#### EXERCISE DESCRIPTION
Please lay out every line of the listing below as a JSON list of strings, one string per line, skipping blank lines. Leave the pictures out of the answer.

[Listing of where elements appear]
"""
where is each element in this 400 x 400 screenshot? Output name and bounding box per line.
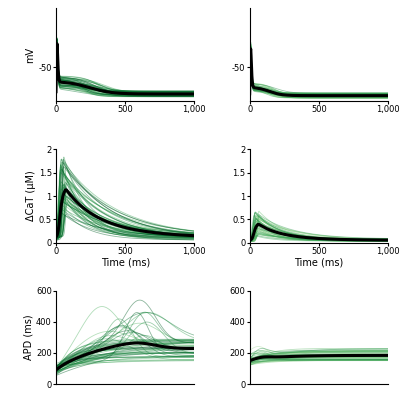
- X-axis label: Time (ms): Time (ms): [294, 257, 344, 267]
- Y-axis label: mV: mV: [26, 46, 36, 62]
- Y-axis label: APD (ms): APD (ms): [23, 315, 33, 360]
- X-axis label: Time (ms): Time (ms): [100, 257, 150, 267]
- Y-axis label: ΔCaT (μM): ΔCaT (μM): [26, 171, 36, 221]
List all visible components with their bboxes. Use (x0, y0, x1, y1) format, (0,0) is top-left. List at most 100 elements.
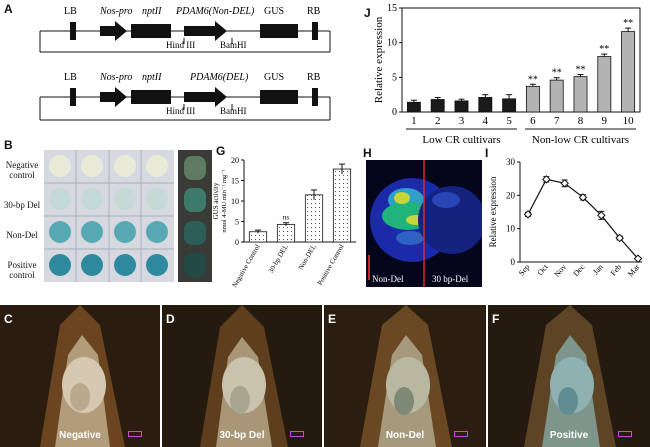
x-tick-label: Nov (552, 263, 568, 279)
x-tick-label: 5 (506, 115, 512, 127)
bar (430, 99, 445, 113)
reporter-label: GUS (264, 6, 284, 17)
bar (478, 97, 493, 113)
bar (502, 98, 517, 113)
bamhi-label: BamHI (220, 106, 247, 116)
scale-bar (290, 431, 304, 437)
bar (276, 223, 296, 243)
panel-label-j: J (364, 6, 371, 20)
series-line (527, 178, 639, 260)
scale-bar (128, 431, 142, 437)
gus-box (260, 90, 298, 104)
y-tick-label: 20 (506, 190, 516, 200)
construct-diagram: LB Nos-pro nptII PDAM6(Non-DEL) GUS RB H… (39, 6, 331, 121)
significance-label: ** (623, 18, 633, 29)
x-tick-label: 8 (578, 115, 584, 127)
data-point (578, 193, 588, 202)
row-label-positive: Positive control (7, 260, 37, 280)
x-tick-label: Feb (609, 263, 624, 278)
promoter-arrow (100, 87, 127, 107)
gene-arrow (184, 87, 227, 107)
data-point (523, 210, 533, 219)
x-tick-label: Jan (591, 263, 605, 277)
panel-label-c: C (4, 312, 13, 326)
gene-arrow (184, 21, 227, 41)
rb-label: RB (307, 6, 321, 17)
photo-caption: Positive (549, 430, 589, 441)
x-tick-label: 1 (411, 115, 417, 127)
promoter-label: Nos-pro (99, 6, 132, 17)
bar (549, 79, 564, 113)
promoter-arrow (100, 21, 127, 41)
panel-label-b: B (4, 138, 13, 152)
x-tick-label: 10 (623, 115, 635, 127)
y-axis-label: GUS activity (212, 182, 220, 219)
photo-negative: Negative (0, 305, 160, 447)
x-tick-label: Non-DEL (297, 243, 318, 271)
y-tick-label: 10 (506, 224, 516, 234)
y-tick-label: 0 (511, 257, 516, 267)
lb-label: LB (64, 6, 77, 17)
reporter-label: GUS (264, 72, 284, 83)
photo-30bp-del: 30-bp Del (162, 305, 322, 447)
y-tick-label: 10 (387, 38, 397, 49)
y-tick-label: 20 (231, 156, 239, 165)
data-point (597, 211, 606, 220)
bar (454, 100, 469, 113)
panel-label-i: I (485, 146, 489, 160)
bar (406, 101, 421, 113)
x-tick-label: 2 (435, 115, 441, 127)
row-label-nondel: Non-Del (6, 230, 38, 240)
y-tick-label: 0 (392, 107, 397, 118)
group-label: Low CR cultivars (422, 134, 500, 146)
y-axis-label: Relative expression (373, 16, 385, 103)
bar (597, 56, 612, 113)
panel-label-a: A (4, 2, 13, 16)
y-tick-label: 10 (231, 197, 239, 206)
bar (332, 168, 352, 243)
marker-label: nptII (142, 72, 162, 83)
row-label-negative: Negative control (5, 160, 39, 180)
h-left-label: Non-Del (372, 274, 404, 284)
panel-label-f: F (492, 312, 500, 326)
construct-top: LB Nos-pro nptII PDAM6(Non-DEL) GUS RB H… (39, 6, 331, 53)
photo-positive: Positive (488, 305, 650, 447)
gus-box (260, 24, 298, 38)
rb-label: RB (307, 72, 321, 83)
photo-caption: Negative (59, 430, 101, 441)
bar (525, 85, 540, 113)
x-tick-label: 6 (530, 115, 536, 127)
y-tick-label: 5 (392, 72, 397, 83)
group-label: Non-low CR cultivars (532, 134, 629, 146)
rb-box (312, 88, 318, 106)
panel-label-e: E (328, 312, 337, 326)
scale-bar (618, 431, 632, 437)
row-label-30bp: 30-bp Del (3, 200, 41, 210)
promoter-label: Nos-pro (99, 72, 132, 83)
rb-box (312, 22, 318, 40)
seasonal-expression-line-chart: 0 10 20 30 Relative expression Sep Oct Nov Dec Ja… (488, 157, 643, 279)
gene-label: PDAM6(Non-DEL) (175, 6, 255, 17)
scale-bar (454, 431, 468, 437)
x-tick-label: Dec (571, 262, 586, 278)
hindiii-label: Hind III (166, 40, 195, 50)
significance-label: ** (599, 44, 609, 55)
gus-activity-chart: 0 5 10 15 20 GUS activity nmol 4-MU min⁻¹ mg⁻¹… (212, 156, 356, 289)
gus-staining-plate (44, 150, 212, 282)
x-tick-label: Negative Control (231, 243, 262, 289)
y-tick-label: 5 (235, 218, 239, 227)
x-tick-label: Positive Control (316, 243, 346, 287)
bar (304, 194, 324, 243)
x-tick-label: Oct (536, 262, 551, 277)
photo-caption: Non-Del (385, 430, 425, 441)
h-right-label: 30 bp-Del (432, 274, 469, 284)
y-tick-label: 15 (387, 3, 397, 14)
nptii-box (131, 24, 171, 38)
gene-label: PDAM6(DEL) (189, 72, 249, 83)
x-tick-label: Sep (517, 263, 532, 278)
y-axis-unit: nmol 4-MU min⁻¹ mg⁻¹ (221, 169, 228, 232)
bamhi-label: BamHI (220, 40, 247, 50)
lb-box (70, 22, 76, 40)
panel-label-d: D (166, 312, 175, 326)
"""
#### THE COMPLETED TASK
[
  "where is each element in this 400 x 400 screenshot? Output name and bounding box per line.",
  "- X-axis label: Time (ms): Time (ms): [294, 257, 344, 267]",
  "- Y-axis label: mV: mV: [26, 46, 36, 62]",
  "- Y-axis label: APD (ms): APD (ms): [23, 315, 33, 360]",
  "- X-axis label: Time (ms): Time (ms): [100, 257, 150, 267]",
  "- Y-axis label: ΔCaT (μM): ΔCaT (μM): [26, 171, 36, 221]",
  "List all visible components with their bboxes. Use (x0, y0, x1, y1) format, (0,0) is top-left. List at most 100 elements.",
  "x-tick-label: Nov (552, 263, 568, 279)",
  "x-tick-label: 5 (506, 115, 512, 127)",
  "bar (430, 99, 445, 113)",
  "reporter-label: GUS (264, 6, 284, 17)",
  "bar (478, 97, 493, 113)",
  "bar (502, 98, 517, 113)",
  "bamhi-label: BamHI (220, 106, 247, 116)",
  "scale-bar (290, 431, 304, 437)",
  "bar (276, 223, 296, 243)",
  "panel-label-j: J (364, 6, 371, 20)",
  "series-line (527, 178, 639, 260)",
  "scale-bar (128, 431, 142, 437)",
  "gus-box (260, 90, 298, 104)",
  "y-tick-label: 20 (506, 190, 516, 200)",
  "construct-diagram: LB Nos-pro nptII PDAM6(Non-DEL) GUS RB H… (39, 6, 331, 121)",
  "significance-label: ** (623, 18, 633, 29)",
  "x-tick-label: 8 (578, 115, 584, 127)",
  "data-point (578, 193, 588, 202)",
  "row-label-positive: Positive control (7, 260, 37, 280)",
  "x-tick-label: Feb (609, 263, 624, 278)",
  "promoter-arrow (100, 87, 127, 107)",
  "gene-arrow (184, 87, 227, 107)",
  "data-point (523, 210, 533, 219)",
  "x-tick-label: Jan (591, 263, 605, 277)",
  "panel-label-c: C (4, 312, 13, 326)",
  "gene-arrow (184, 21, 227, 41)",
  "rb-label: RB (307, 6, 321, 17)",
  "photo-caption: Positive (549, 430, 589, 441)",
  "x-tick-label: 1 (411, 115, 417, 127)",
  "promoter-label: Nos-pro (99, 6, 132, 17)",
  "bar (549, 79, 564, 113)",
  "promoter-arrow (100, 21, 127, 41)",
  "panel-label-b: B (4, 138, 13, 152)",
  "x-tick-label: 10 (623, 115, 635, 127)",
  "y-axis-label: GUS activity (212, 182, 220, 219)",
  "photo-negative: Negative (0, 305, 160, 447)",
  "x-tick-label: Non-DEL (297, 243, 318, 271)",
  "y-tick-label: 10 (506, 224, 516, 234)",
  "y-tick-label: 0 (511, 257, 516, 267)",
  "lb-label: LB (64, 6, 77, 17)",
  "reporter-label: GUS (264, 72, 284, 83)",
  "photo-30bp-del: 30-bp Del (162, 305, 322, 447)",
  "y-tick-label: 10 (387, 38, 397, 49)",
  "y-tick-label: 20 (231, 156, 239, 165)",
  "data-point (597, 211, 606, 220)",
  "bar (454, 100, 469, 113)",
  "panel-label-i: I (485, 146, 489, 160)",
  "bar (406, 101, 421, 113)",
  "x-tick-label: 2 (435, 115, 441, 127)",
  "row-label-nondel: Non-Del (6, 230, 38, 240)",
  "y-tick-label: 0 (392, 107, 397, 118)",
  "group-label: Low CR cultivars (422, 134, 500, 146)",
  "y-axis-label: Relative expression (373, 16, 385, 103)",
  "bar (597, 56, 612, 113)",
  "panel-label-a: A (4, 2, 13, 16)",
  "y-tick-label: 10 (231, 197, 239, 206)",
  "bar (332, 168, 352, 243)",
  "marker-label: nptII (142, 72, 162, 83)",
  "row-label-negative: Negative control (5, 160, 39, 180)",
  "h-left-label: Non-Del (372, 274, 404, 284)",
  "panel-label-f: F (492, 312, 500, 326)",
  "construct-top: LB Nos-pro nptII PDAM6(Non-DEL) GUS RB H… (39, 6, 331, 53)",
  "photo-positive: Positive (488, 305, 650, 447)",
  "gus-box (260, 24, 298, 38)",
  "rb-label: RB (307, 72, 321, 83)",
  "photo-caption: Negative (59, 430, 101, 441)",
  "bar (525, 85, 540, 113)",
  "x-tick-label: 6 (530, 115, 536, 127)",
  "y-tick-label: 5 (392, 72, 397, 83)",
  "group-label: Non-low CR cultivars (532, 134, 629, 146)",
  "rb-box (312, 88, 318, 106)",
  "panel-label-e: E (328, 312, 337, 326)",
  "scale-bar (618, 431, 632, 437)",
  "row-label-30bp: 30-bp Del (3, 200, 41, 210)",
  "promoter-label: Nos-pro (99, 72, 132, 83)",
  "rb-box (312, 22, 318, 40)",
  "seasonal-expression-line-chart: 0 10 20 30 Relative expression Sep Oct Nov Dec Ja… (488, 157, 643, 279)",
  "gene-label: PDAM6(Non-DEL) (175, 6, 255, 17)",
  "scale-bar (454, 431, 468, 437)",
  "x-tick-label: Dec (571, 262, 586, 278)",
  "hindiii-label: Hind III (166, 40, 195, 50)",
  "significance-label: ** (599, 44, 609, 55)",
  "gus-activity-chart: 0 5 10 15 20 GUS activity nmol 4-MU min⁻¹ mg⁻¹… (212, 156, 356, 289)",
  "gus-staining-plate (44, 150, 212, 282)",
  "x-tick-label: Negative Control (231, 243, 262, 289)",
  "y-tick-label: 5 (235, 218, 239, 227)",
  "x-tick-label: Positive Control (316, 243, 346, 287)",
  "bar (304, 194, 324, 243)",
  "x-tick-label: Oct (536, 262, 551, 277)",
  "photo-caption: Non-Del (385, 430, 425, 441)",
  "h-right-label: 30 bp-Del (432, 274, 469, 284)",
  "y-tick-label: 15 (387, 3, 397, 14)",
  "nptii-box (131, 24, 171, 38)",
  "gene-label: PDAM6(DEL) (189, 72, 249, 83)",
  "x-tick-label: Sep (517, 263, 532, 278)",
  "y-axis-unit: nmol 4-MU min⁻¹ mg⁻¹ (221, 169, 228, 232)",
  "bamhi-label: BamHI (220, 40, 247, 50)",
  "lb-box (70, 22, 76, 40)",
  "panel-label-d: D (166, 312, 175, 326)"
]